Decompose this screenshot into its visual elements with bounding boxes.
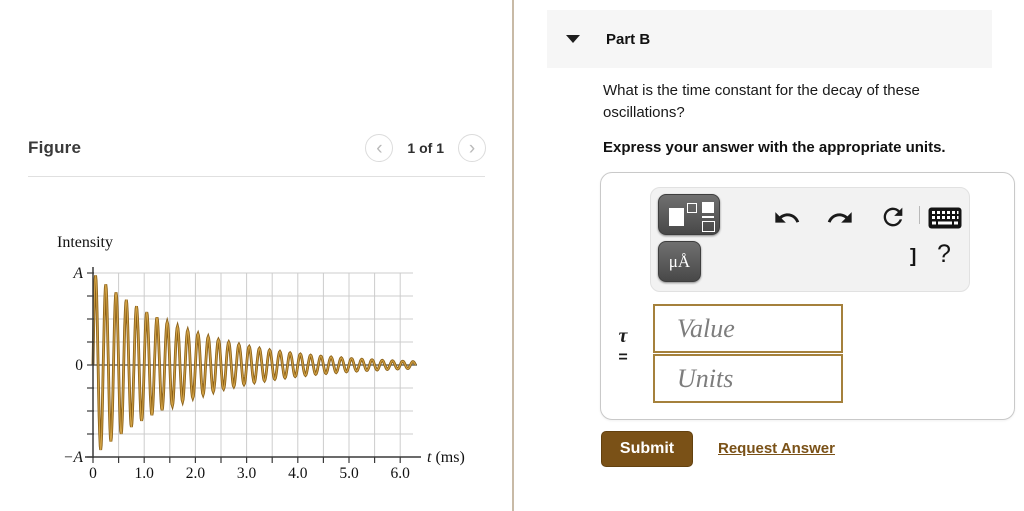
chevron-right-icon: › [468,137,476,159]
template-square-icon [669,208,684,226]
decay-curve-inner [92,275,417,451]
submit-button[interactable]: Submit [601,431,693,467]
svg-text:4.0: 4.0 [288,465,308,482]
template-superscript-icon [687,203,697,213]
redo-icon [826,204,854,232]
figure-next-button[interactable]: › [458,134,486,162]
svg-text:6.0: 6.0 [391,465,411,482]
chevron-left-icon: ‹ [376,137,383,159]
bracket-glyph: ] [910,246,917,267]
template-fraction-denominator-icon [702,221,715,232]
units-input[interactable] [653,354,843,403]
svg-text:0: 0 [89,465,97,482]
x-axis-title: t (ms) [427,449,465,466]
instruction-text: Express your answer with the appropriate… [603,139,946,156]
svg-text:1.0: 1.0 [135,465,155,482]
svg-text:2.0: 2.0 [186,465,206,482]
reset-icon [879,203,907,231]
figure-title: Figure [28,138,82,157]
answer-fields [653,304,843,403]
part-title: Part B [606,30,651,48]
keyboard-button[interactable] [928,207,962,229]
tau-symbol: τ [618,325,628,347]
equals-sign: = [618,349,628,366]
svg-text:3.0: 3.0 [237,465,257,482]
value-input[interactable] [653,304,843,353]
svg-text:5.0: 5.0 [339,465,359,482]
math-toolbar: μÅ [650,187,970,292]
reset-button[interactable] [879,203,907,231]
toolbar-separator [919,206,920,224]
units-symbols-button[interactable]: μÅ [658,241,701,282]
undo-button[interactable] [773,204,801,232]
axis-labels: A 0 −A 0 1.0 2.0 3.0 4.0 5.0 6.0 [63,265,410,482]
svg-text:A: A [73,265,84,282]
pane-divider [512,0,514,511]
request-answer-link[interactable]: Request Answer [718,440,835,457]
collapse-triangle-icon [566,35,580,43]
help-button[interactable]: ? [937,240,951,268]
figure-header: Figure ‹ 1 of 1 › [28,131,486,165]
figure-pager-label: 1 of 1 [407,140,444,156]
question-text: What is the time constant for the decay … [603,82,920,121]
answer-box: μÅ [600,172,1015,420]
axes [85,267,421,458]
figure-panel: Figure ‹ 1 of 1 › A 0 −A 0 1.0 2.0 3.0 4.0 5.0 6.… [28,131,492,502]
redo-button[interactable] [826,204,854,232]
part-b-panel: Part B What is the time constant for the… [514,0,1024,511]
template-fraction-numerator-icon [702,202,714,213]
figure-pager: ‹ 1 of 1 › [365,134,486,162]
keyboard-icon [928,207,962,229]
template-fraction-bar-icon [702,216,714,218]
answer-lhs: τ = [611,326,635,366]
tick-marks [87,272,401,463]
undo-icon [773,204,801,232]
intensity-decay-chart: A 0 −A 0 1.0 2.0 3.0 4.0 5.0 6.0 Intensity t (ms) [30,226,492,502]
svg-text:−A: −A [63,449,83,466]
math-template-button[interactable] [658,194,720,235]
part-b-header[interactable]: Part B [547,10,992,68]
figure-divider [28,176,485,177]
figure-prev-button[interactable]: ‹ [365,134,394,162]
y-axis-title: Intensity [57,234,113,251]
decay-curve-outer [91,275,417,451]
svg-text:0: 0 [75,357,83,374]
********
__Instructions for the task__:
Can you copy out the rows exactly, starting with the row that contains "chevron-right-icon: › [468,137,476,159]" and ending with the row that contains "svg-text:1.0: 1.0 [135,465,155,482]", both included?

__Task output__:
chevron-right-icon: › [468,137,476,159]
template-square-icon [669,208,684,226]
decay-curve-inner [92,275,417,451]
submit-button[interactable]: Submit [601,431,693,467]
svg-text:4.0: 4.0 [288,465,308,482]
template-superscript-icon [687,203,697,213]
redo-icon [826,204,854,232]
figure-next-button[interactable]: › [458,134,486,162]
svg-text:6.0: 6.0 [391,465,411,482]
chevron-left-icon: ‹ [376,137,383,159]
bracket-glyph: ] [910,246,917,267]
template-fraction-denominator-icon [702,221,715,232]
units-input[interactable] [653,354,843,403]
svg-text:0: 0 [89,465,97,482]
x-axis-title: t (ms) [427,449,465,466]
instruction-text: Express your answer with the appropriate… [603,139,946,156]
svg-text:1.0: 1.0 [135,465,155,482]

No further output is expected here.